• **Excerpted data**
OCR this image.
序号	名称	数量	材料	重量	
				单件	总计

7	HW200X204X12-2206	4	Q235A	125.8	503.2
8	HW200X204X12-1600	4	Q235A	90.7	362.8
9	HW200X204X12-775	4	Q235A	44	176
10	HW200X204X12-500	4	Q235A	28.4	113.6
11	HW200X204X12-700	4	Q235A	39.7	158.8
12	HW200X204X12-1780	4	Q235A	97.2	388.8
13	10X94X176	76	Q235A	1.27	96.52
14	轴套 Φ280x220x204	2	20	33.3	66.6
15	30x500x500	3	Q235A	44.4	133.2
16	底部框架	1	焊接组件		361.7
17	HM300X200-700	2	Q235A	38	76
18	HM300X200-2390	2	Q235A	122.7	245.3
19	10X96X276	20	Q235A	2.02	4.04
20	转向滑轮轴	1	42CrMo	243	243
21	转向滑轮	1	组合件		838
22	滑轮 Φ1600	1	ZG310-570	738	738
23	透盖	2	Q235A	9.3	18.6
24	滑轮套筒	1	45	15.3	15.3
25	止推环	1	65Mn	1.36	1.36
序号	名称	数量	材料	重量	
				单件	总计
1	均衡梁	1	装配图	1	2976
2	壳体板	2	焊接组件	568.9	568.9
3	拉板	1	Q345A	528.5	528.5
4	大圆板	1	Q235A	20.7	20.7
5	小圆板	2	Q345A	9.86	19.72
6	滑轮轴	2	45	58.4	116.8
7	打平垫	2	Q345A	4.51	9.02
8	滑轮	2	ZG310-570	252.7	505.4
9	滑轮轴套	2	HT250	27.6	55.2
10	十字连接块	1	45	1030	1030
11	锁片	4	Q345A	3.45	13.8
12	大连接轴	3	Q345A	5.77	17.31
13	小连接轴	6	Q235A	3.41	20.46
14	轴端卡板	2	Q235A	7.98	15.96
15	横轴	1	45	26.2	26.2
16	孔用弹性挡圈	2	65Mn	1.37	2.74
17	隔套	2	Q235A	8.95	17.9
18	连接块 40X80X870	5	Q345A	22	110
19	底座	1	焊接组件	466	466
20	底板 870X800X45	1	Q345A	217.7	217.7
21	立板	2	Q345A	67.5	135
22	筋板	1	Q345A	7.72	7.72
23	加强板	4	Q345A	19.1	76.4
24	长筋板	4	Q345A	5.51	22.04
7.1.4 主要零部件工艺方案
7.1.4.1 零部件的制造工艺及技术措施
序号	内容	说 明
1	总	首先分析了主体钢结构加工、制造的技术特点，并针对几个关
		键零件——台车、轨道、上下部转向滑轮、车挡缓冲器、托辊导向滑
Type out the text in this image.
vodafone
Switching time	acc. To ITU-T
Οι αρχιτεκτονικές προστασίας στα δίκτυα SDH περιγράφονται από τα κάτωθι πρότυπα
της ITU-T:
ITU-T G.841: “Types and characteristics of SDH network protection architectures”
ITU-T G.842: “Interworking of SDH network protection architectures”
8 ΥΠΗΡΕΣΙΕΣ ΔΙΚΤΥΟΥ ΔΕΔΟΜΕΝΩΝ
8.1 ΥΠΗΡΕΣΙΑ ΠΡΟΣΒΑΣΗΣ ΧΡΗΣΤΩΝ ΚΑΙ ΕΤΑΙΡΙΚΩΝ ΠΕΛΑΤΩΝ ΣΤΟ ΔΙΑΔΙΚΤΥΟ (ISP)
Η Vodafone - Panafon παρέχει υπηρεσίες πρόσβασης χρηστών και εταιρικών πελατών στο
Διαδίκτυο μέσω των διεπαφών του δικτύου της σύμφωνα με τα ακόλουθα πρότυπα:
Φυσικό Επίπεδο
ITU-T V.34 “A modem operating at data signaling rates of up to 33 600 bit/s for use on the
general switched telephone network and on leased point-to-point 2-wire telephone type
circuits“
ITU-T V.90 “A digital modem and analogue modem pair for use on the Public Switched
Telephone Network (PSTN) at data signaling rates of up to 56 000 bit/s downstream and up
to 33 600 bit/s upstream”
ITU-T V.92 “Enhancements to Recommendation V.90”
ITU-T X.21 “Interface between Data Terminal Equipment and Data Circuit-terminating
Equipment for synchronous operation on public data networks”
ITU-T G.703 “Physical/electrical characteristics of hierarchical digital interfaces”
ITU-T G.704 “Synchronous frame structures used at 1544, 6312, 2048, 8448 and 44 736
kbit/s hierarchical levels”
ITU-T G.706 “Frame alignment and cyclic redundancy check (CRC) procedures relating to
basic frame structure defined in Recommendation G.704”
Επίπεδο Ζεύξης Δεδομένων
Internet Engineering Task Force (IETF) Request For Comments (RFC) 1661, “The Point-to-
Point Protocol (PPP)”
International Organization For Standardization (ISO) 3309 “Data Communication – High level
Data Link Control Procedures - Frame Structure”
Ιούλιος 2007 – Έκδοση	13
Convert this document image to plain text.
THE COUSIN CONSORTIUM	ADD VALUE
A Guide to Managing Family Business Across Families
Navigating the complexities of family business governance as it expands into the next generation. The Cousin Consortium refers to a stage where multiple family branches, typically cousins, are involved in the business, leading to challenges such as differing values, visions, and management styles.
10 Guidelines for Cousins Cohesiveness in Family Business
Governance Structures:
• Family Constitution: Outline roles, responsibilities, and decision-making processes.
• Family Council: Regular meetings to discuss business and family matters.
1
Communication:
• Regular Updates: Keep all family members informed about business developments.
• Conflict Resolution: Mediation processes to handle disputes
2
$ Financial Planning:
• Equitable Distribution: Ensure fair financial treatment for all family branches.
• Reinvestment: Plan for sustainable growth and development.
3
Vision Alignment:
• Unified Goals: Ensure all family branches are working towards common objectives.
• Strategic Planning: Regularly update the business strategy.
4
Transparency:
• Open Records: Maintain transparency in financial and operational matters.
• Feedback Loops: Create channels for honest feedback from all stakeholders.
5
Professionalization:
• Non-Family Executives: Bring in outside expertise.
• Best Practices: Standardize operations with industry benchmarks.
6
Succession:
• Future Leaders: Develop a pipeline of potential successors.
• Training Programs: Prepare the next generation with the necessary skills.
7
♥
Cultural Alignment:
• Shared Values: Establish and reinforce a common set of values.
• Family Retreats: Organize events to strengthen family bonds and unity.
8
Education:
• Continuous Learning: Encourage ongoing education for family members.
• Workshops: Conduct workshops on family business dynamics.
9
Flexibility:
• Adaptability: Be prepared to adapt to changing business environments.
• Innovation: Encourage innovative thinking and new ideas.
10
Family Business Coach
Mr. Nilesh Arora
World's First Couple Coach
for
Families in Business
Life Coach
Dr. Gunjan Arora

• **Task objective**
Which lines contain "processes"? Copy each of them.

• **Response below**
• Family Constitution: Outline roles, responsibilities, and decision-making processes.
• Conflict Resolution: Mediation processes to handle disputes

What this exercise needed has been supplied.